___ EXTRACTED MATERIAL ___

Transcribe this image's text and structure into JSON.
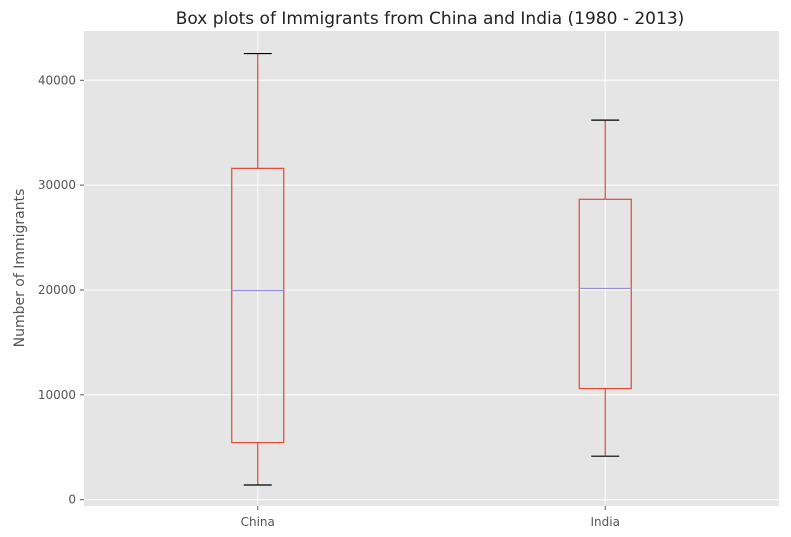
{
  "chart_data": {
    "type": "box",
    "title": "Box plots of Immigrants from China and India (1980 - 2013)",
    "xlabel": "",
    "ylabel": "Number of Immigrants",
    "ylim": [
      -600,
      44700
    ],
    "yticks": [
      0,
      10000,
      20000,
      30000,
      40000
    ],
    "grid": true,
    "categories": [
      "China",
      "India"
    ],
    "boxes": [
      {
        "category": "China",
        "whisker_low": 1400,
        "q1": 5450,
        "median": 19950,
        "q3": 31600,
        "whisker_high": 42550
      },
      {
        "category": "India",
        "whisker_low": 4150,
        "q1": 10600,
        "median": 20150,
        "q3": 28650,
        "whisker_high": 36200
      }
    ],
    "colors": {
      "background": "#e5e5e5",
      "grid": "#ffffff",
      "box": "#e24a33",
      "median": "#8eba42",
      "median_line": "#988ed5",
      "cap": "#000000",
      "tick_text": "#555555"
    }
  }
}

___

- [TASK OBJECTIVE] Pictures don't belong in the copy. Restate all the entries exactly.

- [SOLUTION]
Transcribe this image's text and structure into JSON.
{
  "chart_data": {
    "type": "box",
    "title": "Box plots of Immigrants from China and India (1980 - 2013)",
    "xlabel": "",
    "ylabel": "Number of Immigrants",
    "ylim": [
      -600,
      44700
    ],
    "yticks": [
      0,
      10000,
      20000,
      30000,
      40000
    ],
    "grid": true,
    "categories": [
      "China",
      "India"
    ],
    "boxes": [
      {
        "category": "China",
        "whisker_low": 1400,
        "q1": 5450,
        "median": 19950,
        "q3": 31600,
        "whisker_high": 42550
      },
      {
        "category": "India",
        "whisker_low": 4150,
        "q1": 10600,
        "median": 20150,
        "q3": 28650,
        "whisker_high": 36200
      }
    ],
    "colors": {
      "background": "#e5e5e5",
      "grid": "#ffffff",
      "box": "#e24a33",
      "median": "#8eba42",
      "median_line": "#988ed5",
      "cap": "#000000",
      "tick_text": "#555555"
    }
  }
}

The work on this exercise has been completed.